Nuclear test ban treaty critical to global collective security – UN chief

India Blooms News Service | @indiablooms | 30 Aug 2018, 02:50 am

New York, Aug30 (IBNS): Every effort should be made to bring a global treaty into force that prevents more countries from developing nuclear weapons, UN Secretary-General António Guterres has said.

His appeal came in a message for the International Day Against Nuclear Tests, observed annually on 29 August.

“The history of nuclear testing is one of suffering, with the victims of more than 2,000 nuclear tests often from the most vulnerable communities around of the world,” Mr. Guterres said.

“The devastating consequences – which were not confined by international borders -- encompassed impacts on the environment, health, food security and economic development.”

The UN has been pressing for the Comprehensive Nuclear-Test-Ban-Treaty (CTBT) to become law.

The treaty prohibits nuclear explosions anywhere – whether on the Earth’s surface, in the atmosphere, underwater or underground.

It also makes it difficult for countries to develop nuclear bombs for the first time, and prevents nations that already possess nuclear technology from developing even more powerful bombs.

More than 180 countries have signed the treaty, most of whom have also ratified it.

However, while nearly universal, the treaty will only enter into force after it is signed and ratified by eight countries with nuclear technology capacity: China, Egypt, India, Iran, Israel, North Korea, Pakistan and the United States.

“The Comprehensive Nuclear-Test-Ban Treaty has an essential role within the nuclear disarmament and non-proliferation regime,” the UN chief said. “It fosters international peace and security by constraining the development of nuclear weapons.  Our collective security demands that every effort should be made to bring this essential treaty into force.”

* **Record set**
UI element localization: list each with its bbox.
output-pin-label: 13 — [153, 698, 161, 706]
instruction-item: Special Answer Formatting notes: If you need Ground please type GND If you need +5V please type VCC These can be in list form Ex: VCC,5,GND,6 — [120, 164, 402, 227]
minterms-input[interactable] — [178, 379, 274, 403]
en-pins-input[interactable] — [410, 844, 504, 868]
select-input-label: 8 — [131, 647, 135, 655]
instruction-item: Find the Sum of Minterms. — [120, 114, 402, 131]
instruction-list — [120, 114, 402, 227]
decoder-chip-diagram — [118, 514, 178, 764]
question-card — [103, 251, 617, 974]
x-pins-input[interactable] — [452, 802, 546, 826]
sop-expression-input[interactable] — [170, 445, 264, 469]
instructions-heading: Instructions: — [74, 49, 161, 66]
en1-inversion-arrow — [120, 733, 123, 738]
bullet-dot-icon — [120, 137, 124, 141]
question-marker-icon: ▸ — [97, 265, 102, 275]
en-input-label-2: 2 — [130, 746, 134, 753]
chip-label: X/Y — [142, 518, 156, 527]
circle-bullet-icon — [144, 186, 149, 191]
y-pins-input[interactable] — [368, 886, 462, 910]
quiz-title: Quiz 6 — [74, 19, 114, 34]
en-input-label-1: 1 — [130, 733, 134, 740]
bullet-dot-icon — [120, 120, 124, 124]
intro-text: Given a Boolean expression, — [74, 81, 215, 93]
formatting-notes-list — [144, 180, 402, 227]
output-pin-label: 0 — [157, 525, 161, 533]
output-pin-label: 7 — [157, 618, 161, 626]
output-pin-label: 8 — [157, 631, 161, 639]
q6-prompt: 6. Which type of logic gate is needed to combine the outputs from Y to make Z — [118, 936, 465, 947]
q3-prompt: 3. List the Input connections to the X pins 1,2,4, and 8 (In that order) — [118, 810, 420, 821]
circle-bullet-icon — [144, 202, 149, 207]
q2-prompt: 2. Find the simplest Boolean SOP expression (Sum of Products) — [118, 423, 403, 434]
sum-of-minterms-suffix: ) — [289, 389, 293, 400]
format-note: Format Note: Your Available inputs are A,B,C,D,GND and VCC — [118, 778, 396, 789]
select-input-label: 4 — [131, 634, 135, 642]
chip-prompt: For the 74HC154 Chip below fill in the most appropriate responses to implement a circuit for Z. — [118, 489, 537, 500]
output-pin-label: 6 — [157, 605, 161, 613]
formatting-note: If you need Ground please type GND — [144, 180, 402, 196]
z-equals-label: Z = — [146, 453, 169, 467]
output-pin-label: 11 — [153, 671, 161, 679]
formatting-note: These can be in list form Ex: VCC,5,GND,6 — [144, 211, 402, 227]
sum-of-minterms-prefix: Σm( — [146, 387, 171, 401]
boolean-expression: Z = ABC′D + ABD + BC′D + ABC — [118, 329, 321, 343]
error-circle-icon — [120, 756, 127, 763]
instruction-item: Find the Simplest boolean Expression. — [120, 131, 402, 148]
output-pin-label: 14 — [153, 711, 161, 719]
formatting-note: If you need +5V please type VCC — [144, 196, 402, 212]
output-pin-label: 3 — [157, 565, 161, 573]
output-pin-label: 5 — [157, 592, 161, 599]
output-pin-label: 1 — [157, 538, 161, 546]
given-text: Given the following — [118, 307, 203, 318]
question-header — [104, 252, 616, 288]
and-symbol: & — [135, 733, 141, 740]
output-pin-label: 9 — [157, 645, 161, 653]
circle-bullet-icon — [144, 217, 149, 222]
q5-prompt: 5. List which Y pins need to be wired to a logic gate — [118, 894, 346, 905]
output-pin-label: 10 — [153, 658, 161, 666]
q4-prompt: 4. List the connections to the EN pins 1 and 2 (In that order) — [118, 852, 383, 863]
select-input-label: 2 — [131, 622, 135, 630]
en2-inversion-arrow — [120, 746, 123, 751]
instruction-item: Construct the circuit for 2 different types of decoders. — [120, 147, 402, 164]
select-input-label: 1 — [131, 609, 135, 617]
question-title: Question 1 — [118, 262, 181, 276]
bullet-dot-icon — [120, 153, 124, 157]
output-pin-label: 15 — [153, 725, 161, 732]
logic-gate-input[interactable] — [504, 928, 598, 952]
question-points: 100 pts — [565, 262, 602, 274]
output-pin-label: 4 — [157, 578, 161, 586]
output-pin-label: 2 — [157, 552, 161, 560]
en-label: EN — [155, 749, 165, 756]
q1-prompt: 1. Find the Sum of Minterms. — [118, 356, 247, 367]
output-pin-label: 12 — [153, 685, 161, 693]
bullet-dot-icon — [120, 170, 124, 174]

* **What is needed**
Revise the part of the nuclear test ban article between "The UN has been" and "also ratified it.", inclusive, so that "prohibits" reads "bans".

* **Solution to the exercise**
The UN has been pressing for the Comprehensive Nuclear-Test-Ban-Treaty (CTBT) to become law.

The treaty bans nuclear explosions anywhere – whether on the Earth’s surface, in the atmosphere, underwater or underground.

It also makes it difficult for countries to develop nuclear bombs for the first time, and prevents nations that already possess nuclear technology from developing even more powerful bombs.

More than 180 countries have signed the treaty, most of whom have also ratified it.